AIM OF THE TASK:
Reproduce each of the lines word for word.

MATERIAL FOR THE TASK:

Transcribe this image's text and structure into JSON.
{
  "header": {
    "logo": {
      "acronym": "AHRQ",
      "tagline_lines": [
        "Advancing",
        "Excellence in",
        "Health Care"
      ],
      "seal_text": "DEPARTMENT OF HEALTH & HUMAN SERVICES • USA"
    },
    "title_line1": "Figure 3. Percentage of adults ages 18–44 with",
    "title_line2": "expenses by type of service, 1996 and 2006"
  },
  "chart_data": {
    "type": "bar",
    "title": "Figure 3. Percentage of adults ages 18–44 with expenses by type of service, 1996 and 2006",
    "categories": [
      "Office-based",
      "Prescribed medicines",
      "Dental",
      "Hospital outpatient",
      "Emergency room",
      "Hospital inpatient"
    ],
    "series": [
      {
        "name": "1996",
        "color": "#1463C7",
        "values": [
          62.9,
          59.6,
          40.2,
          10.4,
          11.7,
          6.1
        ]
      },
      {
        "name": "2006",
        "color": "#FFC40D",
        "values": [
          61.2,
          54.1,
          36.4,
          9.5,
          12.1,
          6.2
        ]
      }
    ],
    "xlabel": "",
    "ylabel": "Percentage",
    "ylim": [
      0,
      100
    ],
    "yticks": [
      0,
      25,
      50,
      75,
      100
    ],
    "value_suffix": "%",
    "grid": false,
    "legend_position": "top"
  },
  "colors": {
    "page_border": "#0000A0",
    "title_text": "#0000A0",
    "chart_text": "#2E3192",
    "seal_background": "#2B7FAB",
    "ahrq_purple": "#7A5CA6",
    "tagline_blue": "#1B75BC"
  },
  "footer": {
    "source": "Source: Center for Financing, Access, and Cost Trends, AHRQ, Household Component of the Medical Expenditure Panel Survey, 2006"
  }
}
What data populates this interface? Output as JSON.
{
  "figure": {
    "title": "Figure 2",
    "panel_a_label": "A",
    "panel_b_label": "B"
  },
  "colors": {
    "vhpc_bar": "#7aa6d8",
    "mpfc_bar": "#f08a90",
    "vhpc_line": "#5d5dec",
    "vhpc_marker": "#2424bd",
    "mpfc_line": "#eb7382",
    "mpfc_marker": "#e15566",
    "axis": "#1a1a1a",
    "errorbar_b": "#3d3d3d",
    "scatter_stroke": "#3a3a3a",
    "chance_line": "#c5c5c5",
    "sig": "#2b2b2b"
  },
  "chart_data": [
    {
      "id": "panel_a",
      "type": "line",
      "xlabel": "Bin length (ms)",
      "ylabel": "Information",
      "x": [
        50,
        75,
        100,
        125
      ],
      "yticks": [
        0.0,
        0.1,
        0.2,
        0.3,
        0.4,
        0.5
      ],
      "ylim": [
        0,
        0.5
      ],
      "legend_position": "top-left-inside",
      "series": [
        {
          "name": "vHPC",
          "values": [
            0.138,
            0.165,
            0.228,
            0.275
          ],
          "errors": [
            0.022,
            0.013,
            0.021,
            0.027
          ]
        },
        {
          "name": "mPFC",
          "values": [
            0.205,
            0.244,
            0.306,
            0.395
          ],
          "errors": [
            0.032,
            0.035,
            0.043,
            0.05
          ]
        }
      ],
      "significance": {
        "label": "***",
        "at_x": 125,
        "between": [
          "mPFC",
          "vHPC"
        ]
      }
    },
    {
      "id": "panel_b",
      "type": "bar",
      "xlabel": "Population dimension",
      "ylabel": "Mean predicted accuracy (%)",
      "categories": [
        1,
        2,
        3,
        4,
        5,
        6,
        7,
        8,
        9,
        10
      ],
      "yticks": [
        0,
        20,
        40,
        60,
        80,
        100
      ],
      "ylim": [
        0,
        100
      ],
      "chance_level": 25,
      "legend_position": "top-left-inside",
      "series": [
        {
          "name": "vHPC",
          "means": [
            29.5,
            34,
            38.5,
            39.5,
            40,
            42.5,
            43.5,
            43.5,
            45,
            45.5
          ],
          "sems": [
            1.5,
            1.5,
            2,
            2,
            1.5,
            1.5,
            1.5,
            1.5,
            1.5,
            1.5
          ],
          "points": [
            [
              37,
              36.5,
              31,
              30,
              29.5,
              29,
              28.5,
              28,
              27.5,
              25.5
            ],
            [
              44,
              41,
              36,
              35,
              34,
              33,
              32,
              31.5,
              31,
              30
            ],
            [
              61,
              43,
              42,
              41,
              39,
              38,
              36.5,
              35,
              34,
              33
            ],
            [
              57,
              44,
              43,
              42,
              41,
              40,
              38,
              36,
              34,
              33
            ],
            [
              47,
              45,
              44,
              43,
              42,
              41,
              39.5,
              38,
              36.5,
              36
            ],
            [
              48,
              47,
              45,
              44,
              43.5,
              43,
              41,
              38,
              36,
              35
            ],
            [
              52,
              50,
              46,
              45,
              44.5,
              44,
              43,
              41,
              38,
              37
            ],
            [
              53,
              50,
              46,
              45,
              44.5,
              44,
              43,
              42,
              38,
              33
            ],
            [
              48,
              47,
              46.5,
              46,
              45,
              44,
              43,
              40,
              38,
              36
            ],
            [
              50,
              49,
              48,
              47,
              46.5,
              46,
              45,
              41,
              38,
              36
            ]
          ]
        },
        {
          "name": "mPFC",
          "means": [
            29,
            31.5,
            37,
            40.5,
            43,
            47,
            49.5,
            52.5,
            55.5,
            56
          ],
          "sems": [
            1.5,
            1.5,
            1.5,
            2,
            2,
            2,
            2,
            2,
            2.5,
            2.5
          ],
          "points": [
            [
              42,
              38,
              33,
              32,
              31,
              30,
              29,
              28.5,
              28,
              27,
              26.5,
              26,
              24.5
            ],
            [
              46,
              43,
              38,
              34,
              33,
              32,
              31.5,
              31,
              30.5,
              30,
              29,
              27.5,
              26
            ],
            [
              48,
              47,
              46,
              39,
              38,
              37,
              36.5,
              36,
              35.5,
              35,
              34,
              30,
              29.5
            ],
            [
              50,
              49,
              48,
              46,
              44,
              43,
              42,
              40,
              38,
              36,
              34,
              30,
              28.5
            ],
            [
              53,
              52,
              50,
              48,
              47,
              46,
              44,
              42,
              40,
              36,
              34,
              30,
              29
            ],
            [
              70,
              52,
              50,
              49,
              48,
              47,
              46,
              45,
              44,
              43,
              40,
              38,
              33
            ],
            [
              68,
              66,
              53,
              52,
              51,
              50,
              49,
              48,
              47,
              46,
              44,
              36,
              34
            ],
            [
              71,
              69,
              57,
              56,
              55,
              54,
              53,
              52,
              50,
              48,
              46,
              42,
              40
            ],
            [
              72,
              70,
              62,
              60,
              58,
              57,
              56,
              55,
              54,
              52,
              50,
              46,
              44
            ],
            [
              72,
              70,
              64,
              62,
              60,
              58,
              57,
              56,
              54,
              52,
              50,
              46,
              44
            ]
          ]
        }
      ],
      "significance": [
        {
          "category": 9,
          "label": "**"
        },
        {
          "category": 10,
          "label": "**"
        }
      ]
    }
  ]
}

TASK RESULT:
Transcribe this image's text and structure into JSON.
{
  "header": {
    "logo": {
      "acronym": "AHRQ",
      "tagline_lines": [
        "Advancing",
        "Excellence in",
        "Health Care"
      ],
      "seal_text": "DEPARTMENT OF HEALTH & HUMAN SERVICES • USA"
    },
    "title_line1": "Figure 3. Percentage of adults ages 18–44 with",
    "title_line2": "expenses by type of service, 1996 and 2006"
  },
  "chart_data": {
    "type": "bar",
    "title": "Figure 3. Percentage of adults ages 18–44 with expenses by type of service, 1996 and 2006",
    "categories": [
      "Office-based",
      "Prescribed medicines",
      "Dental",
      "Hospital outpatient",
      "Emergency room",
      "Hospital inpatient"
    ],
    "series": [
      {
        "name": "1996",
        "color": "#1463C7",
        "values": [
          62.9,
          59.6,
          40.2,
          10.4,
          11.7,
          6.1
        ]
      },
      {
        "name": "2006",
        "color": "#FFC40D",
        "values": [
          61.2,
          54.1,
          36.4,
          9.5,
          12.1,
          6.2
        ]
      }
    ],
    "xlabel": "",
    "ylabel": "Percentage",
    "ylim": [
      0,
      100
    ],
    "yticks": [
      0,
      25,
      50,
      75,
      100
    ],
    "value_suffix": "%",
    "grid": false,
    "legend_position": "top"
  },
  "colors": {
    "page_border": "#0000A0",
    "title_text": "#0000A0",
    "chart_text": "#2E3192",
    "seal_background": "#2B7FAB",
    "ahrq_purple": "#7A5CA6",
    "tagline_blue": "#1B75BC"
  },
  "footer": {
    "source": "Source: Center for Financing, Access, and Cost Trends, AHRQ, Household Component of the Medical Expenditure Panel Survey, 2006"
  }
}
What data populates this interface? Output as JSON.
{
  "figure": {
    "title": "Figure 2",
    "panel_a_label": "A",
    "panel_b_label": "B"
  },
  "colors": {
    "vhpc_bar": "#7aa6d8",
    "mpfc_bar": "#f08a90",
    "vhpc_line": "#5d5dec",
    "vhpc_marker": "#2424bd",
    "mpfc_line": "#eb7382",
    "mpfc_marker": "#e15566",
    "axis": "#1a1a1a",
    "errorbar_b": "#3d3d3d",
    "scatter_stroke": "#3a3a3a",
    "chance_line": "#c5c5c5",
    "sig": "#2b2b2b"
  },
  "chart_data": [
    {
      "id": "panel_a",
      "type": "line",
      "xlabel": "Bin length (ms)",
      "ylabel": "Information",
      "x": [
        50,
        75,
        100,
        125
      ],
      "yticks": [
        0.0,
        0.1,
        0.2,
        0.3,
        0.4,
        0.5
      ],
      "ylim": [
        0,
        0.5
      ],
      "legend_position": "top-left-inside",
      "series": [
        {
          "name": "vHPC",
          "values": [
            0.138,
            0.165,
            0.228,
            0.275
          ],
          "errors": [
            0.022,
            0.013,
            0.021,
            0.027
          ]
        },
        {
          "name": "mPFC",
          "values": [
            0.205,
            0.244,
            0.306,
            0.395
          ],
          "errors": [
            0.032,
            0.035,
            0.043,
            0.05
          ]
        }
      ],
      "significance": {
        "label": "***",
        "at_x": 125,
        "between": [
          "mPFC",
          "vHPC"
        ]
      }
    },
    {
      "id": "panel_b",
      "type": "bar",
      "xlabel": "Population dimension",
      "ylabel": "Mean predicted accuracy (%)",
      "categories": [
        1,
        2,
        3,
        4,
        5,
        6,
        7,
        8,
        9,
        10
      ],
      "yticks": [
        0,
        20,
        40,
        60,
        80,
        100
      ],
      "ylim": [
        0,
        100
      ],
      "chance_level": 25,
      "legend_position": "top-left-inside",
      "series": [
        {
          "name": "vHPC",
          "means": [
            29.5,
            34,
            38.5,
            39.5,
            40,
            42.5,
            43.5,
            43.5,
            45,
            45.5
          ],
          "sems": [
            1.5,
            1.5,
            2,
            2,
            1.5,
            1.5,
            1.5,
            1.5,
            1.5,
            1.5
          ],
          "points": [
            [
              37,
              36.5,
              31,
              30,
              29.5,
              29,
              28.5,
              28,
              27.5,
              25.5
            ],
            [
              44,
              41,
              36,
              35,
              34,
              33,
              32,
              31.5,
              31,
              30
            ],
            [
              61,
              43,
              42,
              41,
              39,
              38,
              36.5,
              35,
              34,
              33
            ],
            [
              57,
              44,
              43,
              42,
              41,
              40,
              38,
              36,
              34,
              33
            ],
            [
              47,
              45,
              44,
              43,
              42,
              41,
              39.5,
              38,
              36.5,
              36
            ],
            [
              48,
              47,
              45,
              44,
              43.5,
              43,
              41,
              38,
              36,
              35
            ],
            [
              52,
              50,
              46,
              45,
              44.5,
              44,
              43,
              41,
              38,
              37
            ],
            [
              53,
              50,
              46,
              45,
              44.5,
              44,
              43,
              42,
              38,
              33
            ],
            [
              48,
              47,
              46.5,
              46,
              45,
              44,
              43,
              40,
              38,
              36
            ],
            [
              50,
              49,
              48,
              47,
              46.5,
              46,
              45,
              41,
              38,
              36
            ]
          ]
        },
        {
          "name": "mPFC",
          "means": [
            29,
            31.5,
            37,
            40.5,
            43,
            47,
            49.5,
            52.5,
            55.5,
            56
          ],
          "sems": [
            1.5,
            1.5,
            1.5,
            2,
            2,
            2,
            2,
            2,
            2.5,
            2.5
          ],
          "points": [
            [
              42,
              38,
              33,
              32,
              31,
              30,
              29,
              28.5,
              28,
              27,
              26.5,
              26,
              24.5
            ],
            [
              46,
              43,
              38,
              34,
              33,
              32,
              31.5,
              31,
              30.5,
              30,
              29,
              27.5,
              26
            ],
            [
              48,
              47,
              46,
              39,
              38,
              37,
              36.5,
              36,
              35.5,
              35,
              34,
              30,
              29.5
            ],
            [
              50,
              49,
              48,
              46,
              44,
              43,
              42,
              40,
              38,
              36,
              34,
              30,
              28.5
            ],
            [
              53,
              52,
              50,
              48,
              47,
              46,
              44,
              42,
              40,
              36,
              34,
              30,
              29
            ],
            [
              70,
              52,
              50,
              49,
              48,
              47,
              46,
              45,
              44,
              43,
              40,
              38,
              33
            ],
            [
              68,
              66,
              53,
              52,
              51,
              50,
              49,
              48,
              47,
              46,
              44,
              36,
              34
            ],
            [
              71,
              69,
              57,
              56,
              55,
              54,
              53,
              52,
              50,
              48,
              46,
              42,
              40
            ],
            [
              72,
              70,
              62,
              60,
              58,
              57,
              56,
              55,
              54,
              52,
              50,
              46,
              44
            ],
            [
              72,
              70,
              64,
              62,
              60,
              58,
              57,
              56,
              54,
              52,
              50,
              46,
              44
            ]
          ]
        }
      ],
      "significance": [
        {
          "category": 9,
          "label": "**"
        },
        {
          "category": 10,
          "label": "**"
        }
      ]
    }
  ]
}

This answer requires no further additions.